Records contained in a dataset
....
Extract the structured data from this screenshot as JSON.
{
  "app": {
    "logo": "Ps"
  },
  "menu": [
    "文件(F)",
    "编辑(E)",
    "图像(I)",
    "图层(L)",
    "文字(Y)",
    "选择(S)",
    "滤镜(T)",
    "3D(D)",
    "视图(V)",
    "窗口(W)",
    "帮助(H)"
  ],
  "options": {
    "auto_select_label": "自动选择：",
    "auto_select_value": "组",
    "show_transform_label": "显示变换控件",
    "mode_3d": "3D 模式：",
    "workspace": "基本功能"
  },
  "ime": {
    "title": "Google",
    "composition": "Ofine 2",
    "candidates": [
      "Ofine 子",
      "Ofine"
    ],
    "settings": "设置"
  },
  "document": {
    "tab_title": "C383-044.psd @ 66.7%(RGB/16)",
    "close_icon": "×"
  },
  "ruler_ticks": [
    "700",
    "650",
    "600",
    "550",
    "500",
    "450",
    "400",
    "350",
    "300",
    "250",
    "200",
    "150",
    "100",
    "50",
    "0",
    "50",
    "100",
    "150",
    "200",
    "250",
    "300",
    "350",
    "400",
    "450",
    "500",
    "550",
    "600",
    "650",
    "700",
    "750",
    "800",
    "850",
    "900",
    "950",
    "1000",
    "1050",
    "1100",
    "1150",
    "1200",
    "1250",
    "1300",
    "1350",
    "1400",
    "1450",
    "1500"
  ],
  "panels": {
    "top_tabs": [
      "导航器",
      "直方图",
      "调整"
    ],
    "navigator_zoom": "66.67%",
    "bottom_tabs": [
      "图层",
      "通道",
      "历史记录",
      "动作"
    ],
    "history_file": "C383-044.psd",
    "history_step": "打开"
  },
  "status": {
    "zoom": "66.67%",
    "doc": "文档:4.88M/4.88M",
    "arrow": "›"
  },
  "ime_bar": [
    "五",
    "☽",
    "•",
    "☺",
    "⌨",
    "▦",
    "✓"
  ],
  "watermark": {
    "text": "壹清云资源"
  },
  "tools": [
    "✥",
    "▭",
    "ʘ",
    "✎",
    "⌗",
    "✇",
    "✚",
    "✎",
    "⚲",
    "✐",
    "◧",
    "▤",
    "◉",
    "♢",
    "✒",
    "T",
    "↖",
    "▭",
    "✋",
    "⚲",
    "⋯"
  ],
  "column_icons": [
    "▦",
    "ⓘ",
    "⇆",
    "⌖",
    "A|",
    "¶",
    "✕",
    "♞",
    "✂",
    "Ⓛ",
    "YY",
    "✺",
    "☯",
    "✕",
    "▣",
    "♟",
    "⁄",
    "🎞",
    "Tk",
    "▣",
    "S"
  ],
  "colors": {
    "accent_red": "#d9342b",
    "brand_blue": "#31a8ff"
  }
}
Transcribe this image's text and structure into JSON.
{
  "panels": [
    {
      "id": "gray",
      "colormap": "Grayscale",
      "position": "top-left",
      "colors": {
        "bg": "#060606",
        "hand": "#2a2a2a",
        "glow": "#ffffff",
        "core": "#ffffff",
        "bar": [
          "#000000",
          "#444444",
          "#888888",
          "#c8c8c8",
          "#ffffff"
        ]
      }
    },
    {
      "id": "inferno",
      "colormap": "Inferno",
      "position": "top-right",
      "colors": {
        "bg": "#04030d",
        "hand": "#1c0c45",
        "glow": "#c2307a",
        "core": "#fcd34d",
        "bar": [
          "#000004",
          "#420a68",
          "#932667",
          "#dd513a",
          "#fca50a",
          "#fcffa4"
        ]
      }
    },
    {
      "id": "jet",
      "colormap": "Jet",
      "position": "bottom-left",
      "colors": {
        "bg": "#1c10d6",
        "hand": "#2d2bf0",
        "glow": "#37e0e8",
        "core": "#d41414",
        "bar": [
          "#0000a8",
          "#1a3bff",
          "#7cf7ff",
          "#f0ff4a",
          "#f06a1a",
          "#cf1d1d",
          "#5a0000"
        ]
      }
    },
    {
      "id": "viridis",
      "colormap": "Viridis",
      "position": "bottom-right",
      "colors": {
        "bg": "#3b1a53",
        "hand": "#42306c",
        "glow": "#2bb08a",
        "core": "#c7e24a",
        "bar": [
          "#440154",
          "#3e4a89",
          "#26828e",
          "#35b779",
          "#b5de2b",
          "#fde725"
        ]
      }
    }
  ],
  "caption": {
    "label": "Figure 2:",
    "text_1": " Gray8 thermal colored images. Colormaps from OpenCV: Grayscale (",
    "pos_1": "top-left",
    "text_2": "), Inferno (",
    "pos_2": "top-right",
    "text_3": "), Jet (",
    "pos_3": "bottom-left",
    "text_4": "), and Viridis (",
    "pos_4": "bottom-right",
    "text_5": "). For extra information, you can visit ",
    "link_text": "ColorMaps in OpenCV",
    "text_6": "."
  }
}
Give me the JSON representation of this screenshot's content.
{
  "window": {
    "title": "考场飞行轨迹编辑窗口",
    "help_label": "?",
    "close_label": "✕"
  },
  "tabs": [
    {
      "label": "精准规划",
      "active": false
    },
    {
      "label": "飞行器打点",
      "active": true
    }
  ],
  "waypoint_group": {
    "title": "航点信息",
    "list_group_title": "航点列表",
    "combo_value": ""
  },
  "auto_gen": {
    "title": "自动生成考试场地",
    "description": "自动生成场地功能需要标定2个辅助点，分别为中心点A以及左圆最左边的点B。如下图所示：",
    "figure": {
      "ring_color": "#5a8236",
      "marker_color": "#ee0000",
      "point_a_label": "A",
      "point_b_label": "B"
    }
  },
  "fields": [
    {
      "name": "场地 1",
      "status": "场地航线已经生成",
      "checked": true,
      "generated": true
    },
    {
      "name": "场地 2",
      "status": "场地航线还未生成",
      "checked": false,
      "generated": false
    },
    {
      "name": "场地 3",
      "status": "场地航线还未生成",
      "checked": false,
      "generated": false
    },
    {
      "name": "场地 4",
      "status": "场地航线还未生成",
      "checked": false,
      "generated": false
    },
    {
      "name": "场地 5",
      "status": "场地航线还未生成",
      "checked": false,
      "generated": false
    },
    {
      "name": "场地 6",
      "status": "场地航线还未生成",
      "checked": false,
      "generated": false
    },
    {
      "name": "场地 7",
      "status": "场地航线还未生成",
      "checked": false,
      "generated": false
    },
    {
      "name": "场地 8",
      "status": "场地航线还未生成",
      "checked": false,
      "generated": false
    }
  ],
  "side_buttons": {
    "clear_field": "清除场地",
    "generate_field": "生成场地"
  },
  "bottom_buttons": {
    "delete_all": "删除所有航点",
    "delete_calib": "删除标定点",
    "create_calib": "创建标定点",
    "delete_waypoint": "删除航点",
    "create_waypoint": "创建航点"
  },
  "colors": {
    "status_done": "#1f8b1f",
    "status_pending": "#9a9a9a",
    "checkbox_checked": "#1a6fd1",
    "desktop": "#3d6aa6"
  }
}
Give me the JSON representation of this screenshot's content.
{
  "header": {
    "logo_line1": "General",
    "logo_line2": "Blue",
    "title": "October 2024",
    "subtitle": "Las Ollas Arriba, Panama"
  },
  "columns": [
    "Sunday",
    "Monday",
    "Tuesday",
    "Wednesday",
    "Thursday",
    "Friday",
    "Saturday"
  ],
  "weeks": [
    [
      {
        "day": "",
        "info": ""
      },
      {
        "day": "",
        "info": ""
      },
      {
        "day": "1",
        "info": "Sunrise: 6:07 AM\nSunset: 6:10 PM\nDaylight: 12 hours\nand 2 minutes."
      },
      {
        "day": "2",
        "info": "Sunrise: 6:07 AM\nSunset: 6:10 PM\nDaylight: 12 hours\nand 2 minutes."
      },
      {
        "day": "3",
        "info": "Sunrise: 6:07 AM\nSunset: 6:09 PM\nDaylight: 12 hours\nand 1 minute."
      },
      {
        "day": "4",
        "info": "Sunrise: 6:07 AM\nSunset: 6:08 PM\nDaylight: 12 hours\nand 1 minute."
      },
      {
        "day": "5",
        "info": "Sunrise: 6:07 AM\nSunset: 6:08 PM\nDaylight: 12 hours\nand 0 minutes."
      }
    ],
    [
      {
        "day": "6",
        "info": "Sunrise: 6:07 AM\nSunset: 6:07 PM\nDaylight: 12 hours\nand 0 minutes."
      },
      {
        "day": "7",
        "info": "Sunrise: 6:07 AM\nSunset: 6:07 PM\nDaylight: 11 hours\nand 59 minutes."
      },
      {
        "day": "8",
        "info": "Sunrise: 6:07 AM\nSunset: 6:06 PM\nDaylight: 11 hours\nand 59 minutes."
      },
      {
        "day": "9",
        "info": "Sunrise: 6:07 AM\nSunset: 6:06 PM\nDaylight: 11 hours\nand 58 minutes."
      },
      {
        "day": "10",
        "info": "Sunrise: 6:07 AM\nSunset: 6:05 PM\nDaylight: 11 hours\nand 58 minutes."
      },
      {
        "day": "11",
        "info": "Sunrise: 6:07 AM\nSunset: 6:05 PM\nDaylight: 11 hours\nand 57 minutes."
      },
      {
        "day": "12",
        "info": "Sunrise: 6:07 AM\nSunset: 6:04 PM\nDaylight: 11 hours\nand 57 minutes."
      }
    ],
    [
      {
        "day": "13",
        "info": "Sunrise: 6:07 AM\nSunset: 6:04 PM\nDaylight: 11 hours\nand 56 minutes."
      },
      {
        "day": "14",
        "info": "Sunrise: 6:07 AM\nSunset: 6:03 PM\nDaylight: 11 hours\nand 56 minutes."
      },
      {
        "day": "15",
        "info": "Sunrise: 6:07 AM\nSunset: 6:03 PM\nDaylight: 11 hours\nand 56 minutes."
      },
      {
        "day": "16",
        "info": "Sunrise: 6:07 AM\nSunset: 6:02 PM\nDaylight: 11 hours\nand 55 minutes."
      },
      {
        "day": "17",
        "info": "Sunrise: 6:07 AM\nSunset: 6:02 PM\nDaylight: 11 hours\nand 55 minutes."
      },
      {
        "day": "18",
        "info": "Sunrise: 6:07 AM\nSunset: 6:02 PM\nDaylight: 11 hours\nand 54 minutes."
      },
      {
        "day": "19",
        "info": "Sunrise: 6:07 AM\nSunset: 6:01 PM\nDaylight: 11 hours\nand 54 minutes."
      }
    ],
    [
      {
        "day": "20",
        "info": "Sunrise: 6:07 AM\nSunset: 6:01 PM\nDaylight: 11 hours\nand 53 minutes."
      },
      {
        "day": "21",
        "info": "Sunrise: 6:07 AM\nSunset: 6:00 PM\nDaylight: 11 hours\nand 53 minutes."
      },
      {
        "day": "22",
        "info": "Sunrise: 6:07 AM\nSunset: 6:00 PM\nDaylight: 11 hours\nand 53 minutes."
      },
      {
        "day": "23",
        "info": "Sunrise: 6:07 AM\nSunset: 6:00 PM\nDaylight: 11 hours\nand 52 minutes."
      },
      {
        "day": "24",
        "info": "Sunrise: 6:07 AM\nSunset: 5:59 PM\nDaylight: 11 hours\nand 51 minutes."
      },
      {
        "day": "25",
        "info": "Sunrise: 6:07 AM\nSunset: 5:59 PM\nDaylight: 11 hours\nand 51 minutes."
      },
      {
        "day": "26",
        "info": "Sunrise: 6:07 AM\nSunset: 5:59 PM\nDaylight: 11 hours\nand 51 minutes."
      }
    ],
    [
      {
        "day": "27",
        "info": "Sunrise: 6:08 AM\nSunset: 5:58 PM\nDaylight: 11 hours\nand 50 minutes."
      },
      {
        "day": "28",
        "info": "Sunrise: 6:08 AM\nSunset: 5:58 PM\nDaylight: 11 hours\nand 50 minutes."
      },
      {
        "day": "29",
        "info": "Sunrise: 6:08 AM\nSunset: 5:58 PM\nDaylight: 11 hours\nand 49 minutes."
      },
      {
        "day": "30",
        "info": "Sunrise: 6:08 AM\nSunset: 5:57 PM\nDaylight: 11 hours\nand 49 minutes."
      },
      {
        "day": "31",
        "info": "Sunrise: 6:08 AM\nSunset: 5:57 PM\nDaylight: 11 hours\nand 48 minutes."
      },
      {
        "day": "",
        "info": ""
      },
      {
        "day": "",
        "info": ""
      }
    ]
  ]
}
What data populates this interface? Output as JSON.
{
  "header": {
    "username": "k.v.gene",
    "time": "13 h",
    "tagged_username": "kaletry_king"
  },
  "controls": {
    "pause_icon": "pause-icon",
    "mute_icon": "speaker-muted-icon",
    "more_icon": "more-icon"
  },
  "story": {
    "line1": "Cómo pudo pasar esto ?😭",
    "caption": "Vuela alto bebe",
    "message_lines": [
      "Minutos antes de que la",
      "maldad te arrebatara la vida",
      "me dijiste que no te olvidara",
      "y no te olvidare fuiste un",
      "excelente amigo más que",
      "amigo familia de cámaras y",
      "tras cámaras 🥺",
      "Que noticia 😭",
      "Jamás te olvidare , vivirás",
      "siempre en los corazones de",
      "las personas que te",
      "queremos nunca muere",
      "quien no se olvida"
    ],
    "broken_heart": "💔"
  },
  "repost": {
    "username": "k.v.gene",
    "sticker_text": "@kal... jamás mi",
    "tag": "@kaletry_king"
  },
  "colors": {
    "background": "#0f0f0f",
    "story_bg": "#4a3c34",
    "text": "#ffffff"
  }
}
....
*WRITTEN TASK:* Output the line containing "What data populates" and all lines after it to the end of the records, exactly as given.

*SOLUTION:*
What data populates this interface? Output as JSON.
{
  "header": {
    "username": "k.v.gene",
    "time": "13 h",
    "tagged_username": "kaletry_king"
  },
  "controls": {
    "pause_icon": "pause-icon",
    "mute_icon": "speaker-muted-icon",
    "more_icon": "more-icon"
  },
  "story": {
    "line1": "Cómo pudo pasar esto ?😭",
    "caption": "Vuela alto bebe",
    "message_lines": [
      "Minutos antes de que la",
      "maldad te arrebatara la vida",
      "me dijiste que no te olvidara",
      "y no te olvidare fuiste un",
      "excelente amigo más que",
      "amigo familia de cámaras y",
      "tras cámaras 🥺",
      "Que noticia 😭",
      "Jamás te olvidare , vivirás",
      "siempre en los corazones de",
      "las personas que te",
      "queremos nunca muere",
      "quien no se olvida"
    ],
    "broken_heart": "💔"
  },
  "repost": {
    "username": "k.v.gene",
    "sticker_text": "@kal... jamás mi",
    "tag": "@kaletry_king"
  },
  "colors": {
    "background": "#0f0f0f",
    "story_bg": "#4a3c34",
    "text": "#ffffff"
  }
}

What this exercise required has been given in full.